> [WHAT TO PRODUCE]
Every line below should be copied exactly; drop the pictures.

> [EXTRACTED MATERIAL]
──────

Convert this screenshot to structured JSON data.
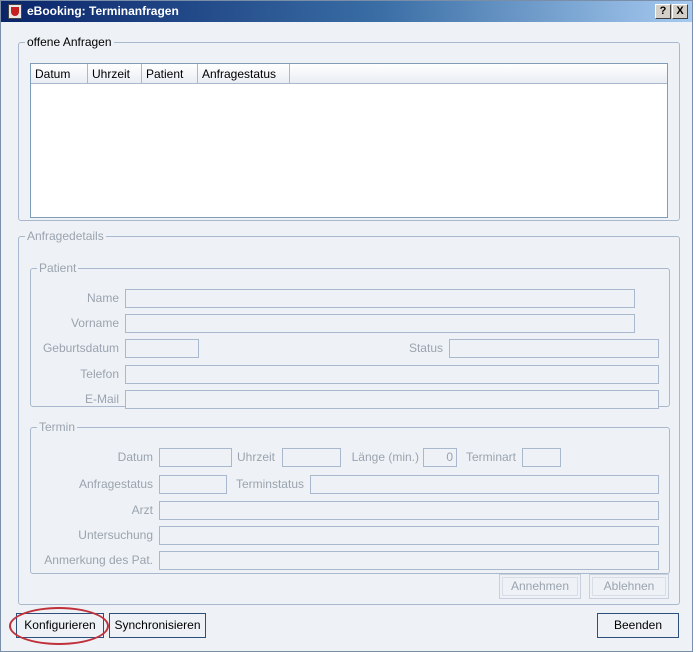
{
  "window": {
    "title": "eBooking: Terminanfragen",
    "help_button": "?",
    "close_button": "X",
    "app_icon": "shield-app-icon"
  },
  "requests": {
    "legend": "offene Anfragen",
    "columns": [
      "Datum",
      "Uhrzeit",
      "Patient",
      "Anfragestatus"
    ],
    "rows": []
  },
  "details": {
    "legend": "Anfragedetails",
    "patient": {
      "legend": "Patient",
      "name_label": "Name",
      "name_value": "",
      "vorname_label": "Vorname",
      "vorname_value": "",
      "geburtsdatum_label": "Geburtsdatum",
      "geburtsdatum_value": "",
      "status_label": "Status",
      "status_value": "",
      "telefon_label": "Telefon",
      "telefon_value": "",
      "email_label": "E-Mail",
      "email_value": ""
    },
    "termin": {
      "legend": "Termin",
      "datum_label": "Datum",
      "datum_value": "",
      "uhrzeit_label": "Uhrzeit",
      "uhrzeit_value": "",
      "laenge_label": "Länge (min.)",
      "laenge_value": "0",
      "terminart_label": "Terminart",
      "terminart_value": "",
      "anfragestatus_label": "Anfragestatus",
      "anfragestatus_value": "",
      "terminstatus_label": "Terminstatus",
      "terminstatus_value": "",
      "arzt_label": "Arzt",
      "arzt_value": "",
      "untersuchung_label": "Untersuchung",
      "untersuchung_value": "",
      "anmerkung_label": "Anmerkung des Pat.",
      "anmerkung_value": ""
    },
    "annehmen_button": "Annehmen",
    "ablehnen_button": "Ablehnen"
  },
  "footer": {
    "konfigurieren_button": "Konfigurieren",
    "synchronisieren_button": "Synchronisieren",
    "beenden_button": "Beenden"
  },
  "colors": {
    "titlebar_start": "#0a246a",
    "titlebar_end": "#a6caf0",
    "dialog_background": "#eef2f6",
    "disabled_text": "#9aa3ae",
    "highlight_ring": "#c0303a"
  }
}
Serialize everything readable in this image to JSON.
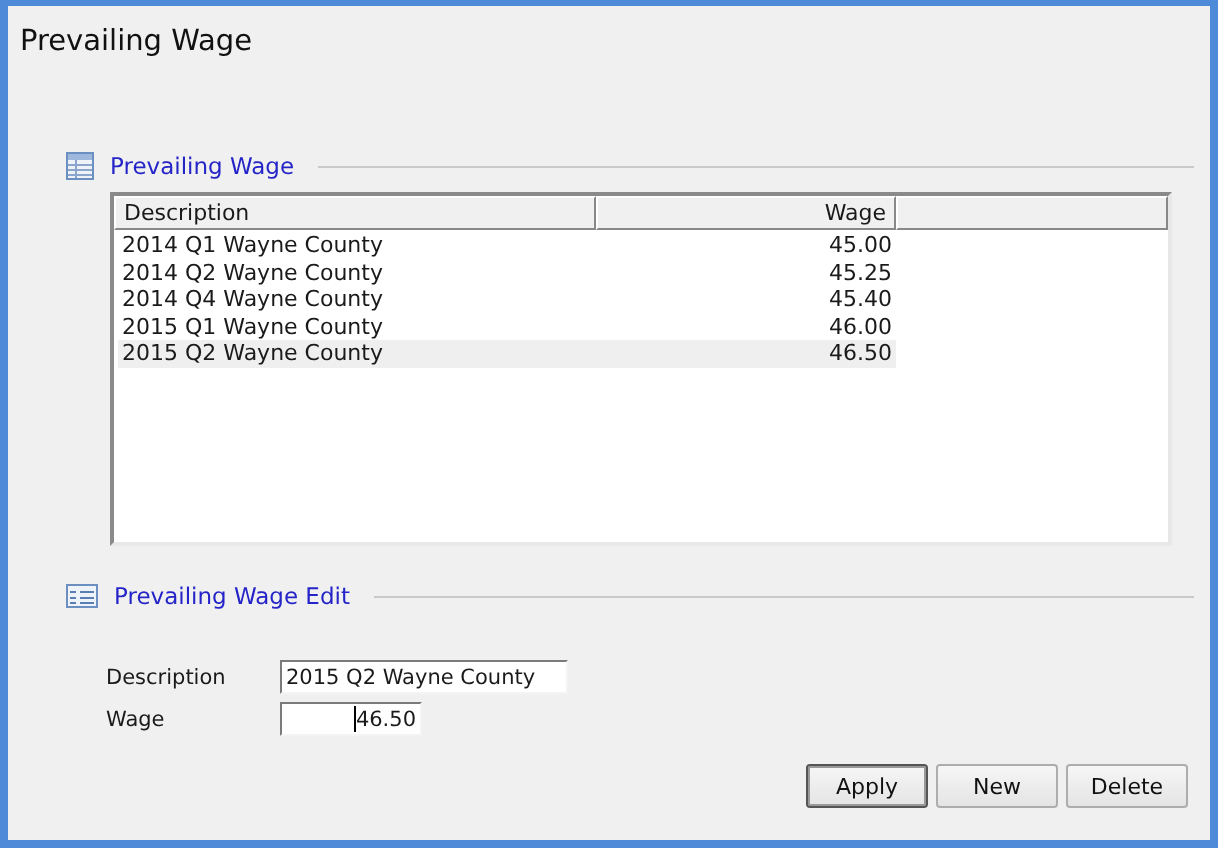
{
  "window": {
    "title": "Prevailing Wage"
  },
  "list_section": {
    "title": "Prevailing Wage"
  },
  "table": {
    "columns": [
      "Description",
      "Wage"
    ],
    "rows": [
      {
        "description": "2014 Q1 Wayne County",
        "wage": "45.00",
        "selected": false
      },
      {
        "description": "2014 Q2 Wayne County",
        "wage": "45.25",
        "selected": false
      },
      {
        "description": "2014 Q4 Wayne County",
        "wage": "45.40",
        "selected": false
      },
      {
        "description": "2015 Q1 Wayne County",
        "wage": "46.00",
        "selected": false
      },
      {
        "description": "2015 Q2 Wayne County",
        "wage": "46.50",
        "selected": true
      }
    ]
  },
  "edit_section": {
    "title": "Prevailing Wage Edit"
  },
  "fields": [
    {
      "label": "Description",
      "value": "2015 Q2 Wayne County",
      "kind": "text",
      "focused": false
    },
    {
      "label": "Wage",
      "value": "46.50",
      "kind": "number",
      "focused": true
    }
  ],
  "buttons": [
    {
      "label": "Apply",
      "default": true
    },
    {
      "label": "New",
      "default": false
    },
    {
      "label": "Delete",
      "default": false
    }
  ]
}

──────

> [FINAL ANSWER]
Convert this screenshot to structured JSON data.
{
  "window": {
    "title": "eBooking: Terminanfragen",
    "help_button": "?",
    "close_button": "X",
    "app_icon": "shield-app-icon"
  },
  "requests": {
    "legend": "offene Anfragen",
    "columns": [
      "Datum",
      "Uhrzeit",
      "Patient",
      "Anfragestatus"
    ],
    "rows": []
  },
  "details": {
    "legend": "Anfragedetails",
    "patient": {
      "legend": "Patient",
      "name_label": "Name",
      "name_value": "",
      "vorname_label": "Vorname",
      "vorname_value": "",
      "geburtsdatum_label": "Geburtsdatum",
      "geburtsdatum_value": "",
      "status_label": "Status",
      "status_value": "",
      "telefon_label": "Telefon",
      "telefon_value": "",
      "email_label": "E-Mail",
      "email_value": ""
    },
    "termin": {
      "legend": "Termin",
      "datum_label": "Datum",
      "datum_value": "",
      "uhrzeit_label": "Uhrzeit",
      "uhrzeit_value": "",
      "laenge_label": "Länge (min.)",
      "laenge_value": "0",
      "terminart_label": "Terminart",
      "terminart_value": "",
      "anfragestatus_label": "Anfragestatus",
      "anfragestatus_value": "",
      "terminstatus_label": "Terminstatus",
      "terminstatus_value": "",
      "arzt_label": "Arzt",
      "arzt_value": "",
      "untersuchung_label": "Untersuchung",
      "untersuchung_value": "",
      "anmerkung_label": "Anmerkung des Pat.",
      "anmerkung_value": ""
    },
    "annehmen_button": "Annehmen",
    "ablehnen_button": "Ablehnen"
  },
  "footer": {
    "konfigurieren_button": "Konfigurieren",
    "synchronisieren_button": "Synchronisieren",
    "beenden_button": "Beenden"
  },
  "colors": {
    "titlebar_start": "#0a246a",
    "titlebar_end": "#a6caf0",
    "dialog_background": "#eef2f6",
    "disabled_text": "#9aa3ae",
    "highlight_ring": "#c0303a"
  }
}
Serialize everything readable in this image to JSON.
{
  "window": {
    "title": "Prevailing Wage"
  },
  "list_section": {
    "title": "Prevailing Wage"
  },
  "table": {
    "columns": [
      "Description",
      "Wage"
    ],
    "rows": [
      {
        "description": "2014 Q1 Wayne County",
        "wage": "45.00",
        "selected": false
      },
      {
        "description": "2014 Q2 Wayne County",
        "wage": "45.25",
        "selected": false
      },
      {
        "description": "2014 Q4 Wayne County",
        "wage": "45.40",
        "selected": false
      },
      {
        "description": "2015 Q1 Wayne County",
        "wage": "46.00",
        "selected": false
      },
      {
        "description": "2015 Q2 Wayne County",
        "wage": "46.50",
        "selected": true
      }
    ]
  },
  "edit_section": {
    "title": "Prevailing Wage Edit"
  },
  "fields": [
    {
      "label": "Description",
      "value": "2015 Q2 Wayne County",
      "kind": "text",
      "focused": false
    },
    {
      "label": "Wage",
      "value": "46.50",
      "kind": "number",
      "focused": true
    }
  ],
  "buttons": [
    {
      "label": "Apply",
      "default": true
    },
    {
      "label": "New",
      "default": false
    },
    {
      "label": "Delete",
      "default": false
    }
  ]
}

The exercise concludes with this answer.